▶ [PROBLEM STATEMENT]: Render the following material again verbatim, leaving nothing out.

▶ [SUPPLIED MATERIAL]:
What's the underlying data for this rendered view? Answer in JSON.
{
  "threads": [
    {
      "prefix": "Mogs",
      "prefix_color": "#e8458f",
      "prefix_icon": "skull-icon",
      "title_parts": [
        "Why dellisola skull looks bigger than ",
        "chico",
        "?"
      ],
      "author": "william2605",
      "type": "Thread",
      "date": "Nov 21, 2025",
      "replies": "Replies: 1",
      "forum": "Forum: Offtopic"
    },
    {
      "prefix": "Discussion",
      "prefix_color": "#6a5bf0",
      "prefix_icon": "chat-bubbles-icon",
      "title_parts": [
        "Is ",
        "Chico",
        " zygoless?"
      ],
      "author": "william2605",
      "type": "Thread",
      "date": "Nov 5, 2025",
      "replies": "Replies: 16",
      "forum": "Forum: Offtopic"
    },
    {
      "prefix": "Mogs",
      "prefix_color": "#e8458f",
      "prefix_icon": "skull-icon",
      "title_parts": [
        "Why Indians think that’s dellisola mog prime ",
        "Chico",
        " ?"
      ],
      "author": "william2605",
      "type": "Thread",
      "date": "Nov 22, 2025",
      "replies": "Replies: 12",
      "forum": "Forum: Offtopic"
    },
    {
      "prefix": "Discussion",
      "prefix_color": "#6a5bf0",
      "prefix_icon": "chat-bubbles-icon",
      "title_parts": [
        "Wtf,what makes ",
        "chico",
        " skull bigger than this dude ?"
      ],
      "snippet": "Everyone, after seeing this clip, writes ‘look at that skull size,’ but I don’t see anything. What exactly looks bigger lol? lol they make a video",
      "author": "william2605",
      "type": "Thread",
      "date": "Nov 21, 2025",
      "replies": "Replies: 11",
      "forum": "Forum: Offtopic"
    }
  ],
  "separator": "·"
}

▶ [TASK ANSWER]:
What's the underlying data for this rendered view? Answer in JSON.
{
  "threads": [
    {
      "prefix": "Mogs",
      "prefix_color": "#e8458f",
      "prefix_icon": "skull-icon",
      "title_parts": [
        "Why dellisola skull looks bigger than ",
        "chico",
        "?"
      ],
      "author": "william2605",
      "type": "Thread",
      "date": "Nov 21, 2025",
      "replies": "Replies: 1",
      "forum": "Forum: Offtopic"
    },
    {
      "prefix": "Discussion",
      "prefix_color": "#6a5bf0",
      "prefix_icon": "chat-bubbles-icon",
      "title_parts": [
        "Is ",
        "Chico",
        " zygoless?"
      ],
      "author": "william2605",
      "type": "Thread",
      "date": "Nov 5, 2025",
      "replies": "Replies: 16",
      "forum": "Forum: Offtopic"
    },
    {
      "prefix": "Mogs",
      "prefix_color": "#e8458f",
      "prefix_icon": "skull-icon",
      "title_parts": [
        "Why Indians think that’s dellisola mog prime ",
        "Chico",
        " ?"
      ],
      "author": "william2605",
      "type": "Thread",
      "date": "Nov 22, 2025",
      "replies": "Replies: 12",
      "forum": "Forum: Offtopic"
    },
    {
      "prefix": "Discussion",
      "prefix_color": "#6a5bf0",
      "prefix_icon": "chat-bubbles-icon",
      "title_parts": [
        "Wtf,what makes ",
        "chico",
        " skull bigger than this dude ?"
      ],
      "snippet": "Everyone, after seeing this clip, writes ‘look at that skull size,’ but I don’t see anything. What exactly looks bigger lol? lol they make a video",
      "author": "william2605",
      "type": "Thread",
      "date": "Nov 21, 2025",
      "replies": "Replies: 11",
      "forum": "Forum: Offtopic"
    }
  ],
  "separator": "·"
}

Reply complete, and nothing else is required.